[Recorded data]
========

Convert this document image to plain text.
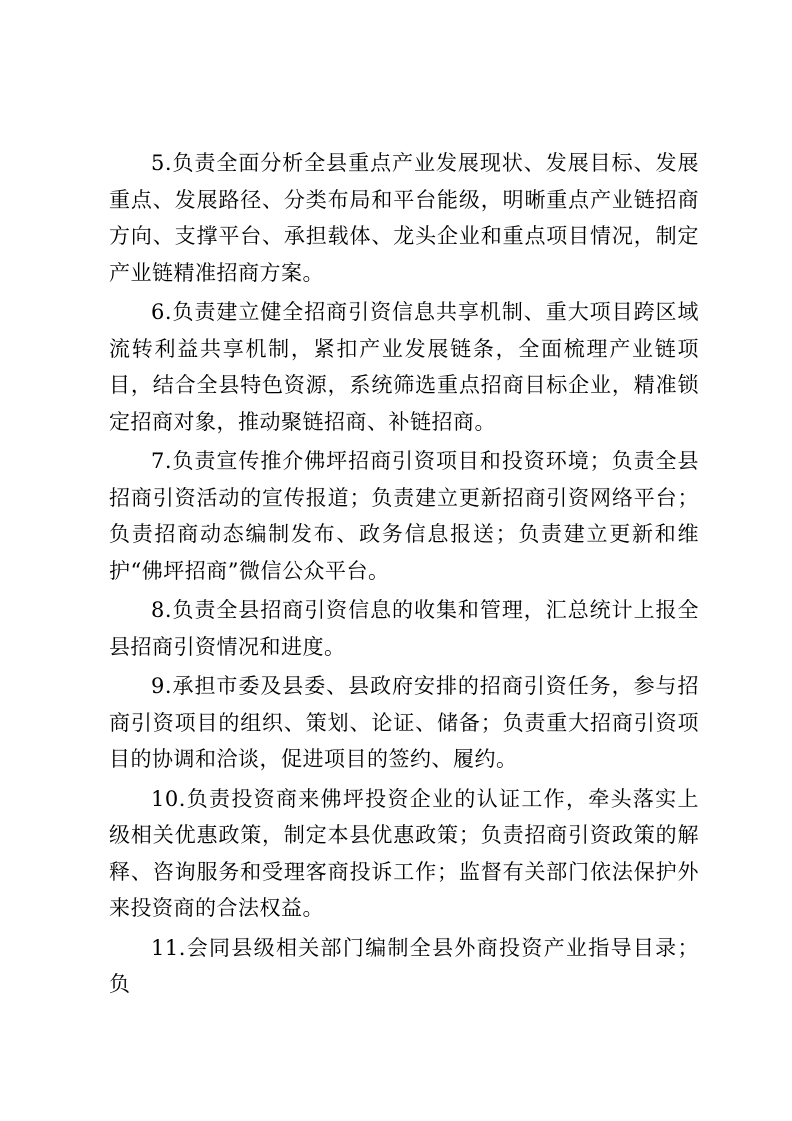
5.负责全面分析全县重点产业发展现状、发展目标、发展重点、发展路径、分类布局和平台能级，明晰重点产业链招商方向、支撑平台、承担载体、龙头企业和重点项目情况，制定产业链精准招商方案。

6.负责建立健全招商引资信息共享机制、重大项目跨区域流转利益共享机制，紧扣产业发展链条，全面梳理产业链项目，结合全县特色资源，系统筛选重点招商目标企业，精准锁定招商对象，推动聚链招商、补链招商。

7.负责宣传推介佛坪招商引资项目和投资环境；负责全县招商引资活动的宣传报道；负责建立更新招商引资网络平台；负责招商动态编制发布、政务信息报送；负责建立更新和维护“佛坪招商”微信公众平台。

8.负责全县招商引资信息的收集和管理，汇总统计上报全县招商引资情况和进度。

9.承担市委及县委、县政府安排的招商引资任务，参与招商引资项目的组织、策划、论证、储备；负责重大招商引资项目的协调和洽谈，促进项目的签约、履约。

10.负责投资商来佛坪投资企业的认证工作，牵头落实上级相关优惠政策，制定本县优惠政策；负责招商引资政策的解释、咨询服务和受理客商投诉工作；监督有关部门依法保护外来投资商的合法权益。

11.会同县级相关部门编制全县外商投资产业指导目录；负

========

What is required:
Every record gets retyped exactly; no picture goes into the copy.

Response:
Convert this document image to plain text.
5.负责全面分析全县重点产业发展现状、发展目标、发展重点、发展路径、分类布局和平台能级，明晰重点产业链招商方向、支撑平台、承担载体、龙头企业和重点项目情况，制定产业链精准招商方案。

6.负责建立健全招商引资信息共享机制、重大项目跨区域流转利益共享机制，紧扣产业发展链条，全面梳理产业链项目，结合全县特色资源，系统筛选重点招商目标企业，精准锁定招商对象，推动聚链招商、补链招商。

7.负责宣传推介佛坪招商引资项目和投资环境；负责全县招商引资活动的宣传报道；负责建立更新招商引资网络平台；负责招商动态编制发布、政务信息报送；负责建立更新和维护“佛坪招商”微信公众平台。

8.负责全县招商引资信息的收集和管理，汇总统计上报全县招商引资情况和进度。

9.承担市委及县委、县政府安排的招商引资任务，参与招商引资项目的组织、策划、论证、储备；负责重大招商引资项目的协调和洽谈，促进项目的签约、履约。

10.负责投资商来佛坪投资企业的认证工作，牵头落实上级相关优惠政策，制定本县优惠政策；负责招商引资政策的解释、咨询服务和受理客商投诉工作；监督有关部门依法保护外来投资商的合法权益。

11.会同县级相关部门编制全县外商投资产业指导目录；负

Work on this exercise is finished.